[start Data supplied]

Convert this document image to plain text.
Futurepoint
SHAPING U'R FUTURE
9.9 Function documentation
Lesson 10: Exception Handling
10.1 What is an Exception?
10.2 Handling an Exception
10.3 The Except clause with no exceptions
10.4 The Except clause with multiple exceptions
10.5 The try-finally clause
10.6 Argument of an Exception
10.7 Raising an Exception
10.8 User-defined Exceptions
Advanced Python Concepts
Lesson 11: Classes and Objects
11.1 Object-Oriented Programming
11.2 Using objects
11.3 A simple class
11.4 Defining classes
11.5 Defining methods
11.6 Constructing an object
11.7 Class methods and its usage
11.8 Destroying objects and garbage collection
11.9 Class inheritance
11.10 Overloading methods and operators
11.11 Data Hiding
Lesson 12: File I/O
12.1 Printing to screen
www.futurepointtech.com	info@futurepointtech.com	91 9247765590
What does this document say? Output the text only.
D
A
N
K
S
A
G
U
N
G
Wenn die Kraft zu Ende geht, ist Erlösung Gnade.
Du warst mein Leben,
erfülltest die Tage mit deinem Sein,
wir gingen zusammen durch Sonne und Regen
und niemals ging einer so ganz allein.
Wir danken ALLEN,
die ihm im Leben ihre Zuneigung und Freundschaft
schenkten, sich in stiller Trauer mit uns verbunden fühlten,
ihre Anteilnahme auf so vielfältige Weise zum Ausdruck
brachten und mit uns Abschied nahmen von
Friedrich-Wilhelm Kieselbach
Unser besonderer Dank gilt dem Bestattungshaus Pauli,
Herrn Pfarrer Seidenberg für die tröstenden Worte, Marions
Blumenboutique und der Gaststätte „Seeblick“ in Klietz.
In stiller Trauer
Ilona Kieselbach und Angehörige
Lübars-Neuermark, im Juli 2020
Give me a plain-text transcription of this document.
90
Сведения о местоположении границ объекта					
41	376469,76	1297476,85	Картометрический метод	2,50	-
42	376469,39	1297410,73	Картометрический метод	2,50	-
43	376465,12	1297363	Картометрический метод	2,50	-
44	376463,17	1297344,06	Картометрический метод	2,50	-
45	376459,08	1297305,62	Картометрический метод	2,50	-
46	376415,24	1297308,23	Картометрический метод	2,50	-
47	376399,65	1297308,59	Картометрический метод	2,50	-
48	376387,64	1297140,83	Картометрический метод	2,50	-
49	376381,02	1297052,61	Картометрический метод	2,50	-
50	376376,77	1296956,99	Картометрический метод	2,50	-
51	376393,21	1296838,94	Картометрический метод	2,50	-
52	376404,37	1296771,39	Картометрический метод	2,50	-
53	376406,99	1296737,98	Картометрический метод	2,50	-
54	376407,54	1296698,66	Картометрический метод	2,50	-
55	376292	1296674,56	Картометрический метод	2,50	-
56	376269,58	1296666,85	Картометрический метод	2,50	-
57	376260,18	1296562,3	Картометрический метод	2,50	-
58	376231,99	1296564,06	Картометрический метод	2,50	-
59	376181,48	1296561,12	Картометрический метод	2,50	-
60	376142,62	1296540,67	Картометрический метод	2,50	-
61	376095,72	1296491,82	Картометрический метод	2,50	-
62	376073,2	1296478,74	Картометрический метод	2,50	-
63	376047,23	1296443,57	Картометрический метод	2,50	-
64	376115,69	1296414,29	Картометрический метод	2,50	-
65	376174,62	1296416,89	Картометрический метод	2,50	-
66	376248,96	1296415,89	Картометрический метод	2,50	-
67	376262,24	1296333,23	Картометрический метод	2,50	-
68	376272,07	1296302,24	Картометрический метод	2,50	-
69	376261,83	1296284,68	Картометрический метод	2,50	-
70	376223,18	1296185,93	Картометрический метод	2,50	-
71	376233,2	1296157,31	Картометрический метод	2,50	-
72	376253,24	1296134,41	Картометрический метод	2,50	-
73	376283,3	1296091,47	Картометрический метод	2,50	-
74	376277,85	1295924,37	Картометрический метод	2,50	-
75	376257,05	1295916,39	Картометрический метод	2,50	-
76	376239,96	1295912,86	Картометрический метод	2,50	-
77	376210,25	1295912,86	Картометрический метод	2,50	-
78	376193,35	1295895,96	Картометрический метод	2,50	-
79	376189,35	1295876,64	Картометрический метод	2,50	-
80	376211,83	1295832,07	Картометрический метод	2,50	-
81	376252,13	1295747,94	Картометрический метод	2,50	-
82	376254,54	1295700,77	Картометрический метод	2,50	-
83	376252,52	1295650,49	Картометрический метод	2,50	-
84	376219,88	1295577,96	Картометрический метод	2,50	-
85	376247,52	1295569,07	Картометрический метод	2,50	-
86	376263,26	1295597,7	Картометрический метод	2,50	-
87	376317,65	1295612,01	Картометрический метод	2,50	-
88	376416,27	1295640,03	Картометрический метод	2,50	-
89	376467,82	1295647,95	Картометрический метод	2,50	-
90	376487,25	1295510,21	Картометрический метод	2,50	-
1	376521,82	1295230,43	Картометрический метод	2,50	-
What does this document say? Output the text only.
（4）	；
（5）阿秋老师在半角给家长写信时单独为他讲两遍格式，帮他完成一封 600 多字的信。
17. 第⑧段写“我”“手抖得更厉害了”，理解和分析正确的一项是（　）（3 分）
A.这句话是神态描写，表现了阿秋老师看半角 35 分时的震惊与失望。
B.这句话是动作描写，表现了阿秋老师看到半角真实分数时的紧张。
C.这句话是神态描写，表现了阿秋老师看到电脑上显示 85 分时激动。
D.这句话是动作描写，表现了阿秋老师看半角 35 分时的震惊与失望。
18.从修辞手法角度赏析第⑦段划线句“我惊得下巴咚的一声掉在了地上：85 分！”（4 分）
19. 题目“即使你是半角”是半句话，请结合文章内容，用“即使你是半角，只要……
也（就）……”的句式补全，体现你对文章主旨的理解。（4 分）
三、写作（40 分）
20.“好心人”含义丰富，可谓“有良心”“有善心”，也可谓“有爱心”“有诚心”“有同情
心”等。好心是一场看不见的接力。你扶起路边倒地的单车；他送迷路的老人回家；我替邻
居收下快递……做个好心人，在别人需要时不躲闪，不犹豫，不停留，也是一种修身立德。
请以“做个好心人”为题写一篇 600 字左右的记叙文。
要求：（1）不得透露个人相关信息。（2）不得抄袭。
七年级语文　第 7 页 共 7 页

[end Data supplied]

Directive » Extract every line that has the string "plain" in it.

Result »
Convert this document image to plain text.
Give me a plain-text transcription of this document.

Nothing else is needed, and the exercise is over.